→ Exercise requirements
• 1. Based on the hyperspectral image classification summary, decide whether each statement agrees with it. Answer yes or no for each, and quote the words from the summary that decide it.
(a) Principal component analysis was used to downscale the spectral data.
(b) The accuracy on the Indian Pines dataset was higher than on the Pavia dataset.
(c) The method relies on 3D convolutional neural networks.
• 2. Rewrite the part of the hyperspectral image classification summary that opens with the words "Purpose of the" and closes with "extraction and classification.", changing "accuracy" to "precision".
• 3. Continue the hyperspectral image classification summary after its last line.

→ Document section
+++
Purpose of the Study:

  • To develop an optimized hyperspectral image classification algorithm addressing the limitations of traditional methods.
  • To enhance the accuracy and efficiency of processing high-dimensional remote sensing data.
  • To propose a novel fusion method combining PCA and 2D CNNs for feature extraction and classification.

Main Methods:

  • Applied principal component analysis (PCA) for spectral data downscaling and essential feature extraction.
  • Utilized 2D convolutional neural networks (CNNs) to extract spatial features and perform feature fusion.
  • Combined PCA and 2D CNNs to jointly process spatial and spectral features for classification.

Main Results:

  • Achieved high classification accuracies: 98.98% on the Pavia dataset and 97.94% on the Indian Pines dataset.
+++
→ Extracted entries
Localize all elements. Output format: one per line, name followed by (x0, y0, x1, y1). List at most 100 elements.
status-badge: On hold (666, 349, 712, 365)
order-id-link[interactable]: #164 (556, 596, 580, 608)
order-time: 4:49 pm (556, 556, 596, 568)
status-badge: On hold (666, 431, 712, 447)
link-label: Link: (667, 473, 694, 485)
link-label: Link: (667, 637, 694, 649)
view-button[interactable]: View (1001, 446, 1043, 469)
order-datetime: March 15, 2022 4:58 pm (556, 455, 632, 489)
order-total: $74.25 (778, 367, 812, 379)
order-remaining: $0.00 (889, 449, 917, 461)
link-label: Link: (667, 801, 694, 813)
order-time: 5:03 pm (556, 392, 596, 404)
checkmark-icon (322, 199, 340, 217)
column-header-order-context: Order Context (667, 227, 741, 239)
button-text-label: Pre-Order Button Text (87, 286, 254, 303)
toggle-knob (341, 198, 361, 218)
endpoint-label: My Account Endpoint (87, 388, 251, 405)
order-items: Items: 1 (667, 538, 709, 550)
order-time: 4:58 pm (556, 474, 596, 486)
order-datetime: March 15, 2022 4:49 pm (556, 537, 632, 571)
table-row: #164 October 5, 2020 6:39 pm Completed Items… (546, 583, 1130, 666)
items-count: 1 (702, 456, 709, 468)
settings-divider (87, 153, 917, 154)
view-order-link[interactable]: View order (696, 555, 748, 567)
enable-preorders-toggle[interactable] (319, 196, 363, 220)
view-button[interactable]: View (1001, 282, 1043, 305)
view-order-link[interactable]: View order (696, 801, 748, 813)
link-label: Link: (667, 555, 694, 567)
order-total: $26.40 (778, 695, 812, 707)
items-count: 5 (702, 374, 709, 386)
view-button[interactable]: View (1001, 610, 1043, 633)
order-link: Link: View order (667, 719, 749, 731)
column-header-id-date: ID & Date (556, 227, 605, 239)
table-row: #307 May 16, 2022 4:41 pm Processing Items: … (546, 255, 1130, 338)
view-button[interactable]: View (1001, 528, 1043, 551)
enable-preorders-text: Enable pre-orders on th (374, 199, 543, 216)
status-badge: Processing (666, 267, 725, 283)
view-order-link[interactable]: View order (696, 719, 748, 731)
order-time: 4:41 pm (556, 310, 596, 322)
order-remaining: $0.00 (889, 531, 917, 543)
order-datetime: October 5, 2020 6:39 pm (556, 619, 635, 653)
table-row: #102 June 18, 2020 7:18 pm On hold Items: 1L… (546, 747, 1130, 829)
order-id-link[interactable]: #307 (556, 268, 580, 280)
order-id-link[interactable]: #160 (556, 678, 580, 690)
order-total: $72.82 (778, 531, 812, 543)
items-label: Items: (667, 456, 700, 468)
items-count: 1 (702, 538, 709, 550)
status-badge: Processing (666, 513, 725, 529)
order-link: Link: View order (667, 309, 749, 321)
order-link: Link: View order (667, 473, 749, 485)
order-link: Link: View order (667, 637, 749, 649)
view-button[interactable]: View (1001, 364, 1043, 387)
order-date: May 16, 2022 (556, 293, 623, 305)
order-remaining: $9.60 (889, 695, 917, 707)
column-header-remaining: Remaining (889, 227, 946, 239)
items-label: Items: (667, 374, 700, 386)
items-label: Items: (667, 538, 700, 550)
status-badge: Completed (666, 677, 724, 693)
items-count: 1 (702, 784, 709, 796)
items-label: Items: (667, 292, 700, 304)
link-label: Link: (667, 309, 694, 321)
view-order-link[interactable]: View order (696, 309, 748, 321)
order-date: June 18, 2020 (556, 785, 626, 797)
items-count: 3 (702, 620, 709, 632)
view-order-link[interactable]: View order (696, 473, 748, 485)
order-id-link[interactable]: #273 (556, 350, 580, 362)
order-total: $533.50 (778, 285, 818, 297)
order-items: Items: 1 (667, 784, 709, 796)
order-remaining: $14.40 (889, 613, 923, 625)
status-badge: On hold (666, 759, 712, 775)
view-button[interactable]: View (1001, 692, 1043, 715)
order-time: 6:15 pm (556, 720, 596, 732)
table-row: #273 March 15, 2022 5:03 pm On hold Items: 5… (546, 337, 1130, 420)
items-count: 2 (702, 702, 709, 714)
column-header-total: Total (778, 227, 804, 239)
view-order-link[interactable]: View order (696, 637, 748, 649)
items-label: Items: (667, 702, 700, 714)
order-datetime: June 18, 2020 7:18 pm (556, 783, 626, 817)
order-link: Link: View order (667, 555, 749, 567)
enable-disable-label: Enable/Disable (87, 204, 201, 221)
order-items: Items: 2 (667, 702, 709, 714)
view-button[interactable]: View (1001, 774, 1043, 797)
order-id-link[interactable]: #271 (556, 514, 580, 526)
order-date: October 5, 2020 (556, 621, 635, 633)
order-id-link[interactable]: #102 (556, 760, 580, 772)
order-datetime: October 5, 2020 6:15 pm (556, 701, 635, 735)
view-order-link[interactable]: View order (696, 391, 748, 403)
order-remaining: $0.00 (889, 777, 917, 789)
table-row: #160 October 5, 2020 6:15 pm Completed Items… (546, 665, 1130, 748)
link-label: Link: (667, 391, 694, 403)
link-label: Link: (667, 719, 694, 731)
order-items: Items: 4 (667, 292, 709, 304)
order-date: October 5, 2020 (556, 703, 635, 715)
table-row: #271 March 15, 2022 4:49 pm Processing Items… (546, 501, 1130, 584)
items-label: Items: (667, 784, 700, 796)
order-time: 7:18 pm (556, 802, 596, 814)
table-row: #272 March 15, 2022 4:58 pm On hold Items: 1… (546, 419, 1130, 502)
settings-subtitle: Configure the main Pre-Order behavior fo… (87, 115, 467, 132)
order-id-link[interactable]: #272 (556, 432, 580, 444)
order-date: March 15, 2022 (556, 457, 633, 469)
+++
→ Numbered answers
• 1.
(a) Yes: "Applied principal component analysis (PCA) for spectral data downscaling and essential feature extraction."
(b) No: "98.98% on the Pavia dataset and 97.94% on the Indian Pines dataset."
(c) No: "Utilized 2D convolutional neural networks (CNNs) to extract spatial features and perform feature fusion."

• 2.
Purpose of the Study:

  • To develop an optimized hyperspectral image classification algorithm addressing the limitations of traditional methods.
  • To enhance the precision and efficiency of processing high-dimensional remote sensing data.
  • To propose a novel fusion method combining PCA and 2D CNNs for feature extraction and classification.

• 3.
  • Demonstrated competitive performance compared to traditional methods like Support Vector Machines (SVMs) and Extreme Learning Machines (ELMs).
  • The proposed algorithm showed superior accuracy (98.81% and 98.64% on Pavia and Indian Pines, respectively) over SVMs and ELMs.

Conclusions:

  • The novel PCA and 2D CNN fusion method significantly enhances hyperspectral image classification accuracy and efficiency.
  • This approach offers a promising solution for complex remote sensing data processing and analysis.
  • The joint spatial-spectral feature extraction effectively overcomes the challenges of high-dimensional hyperspectral data.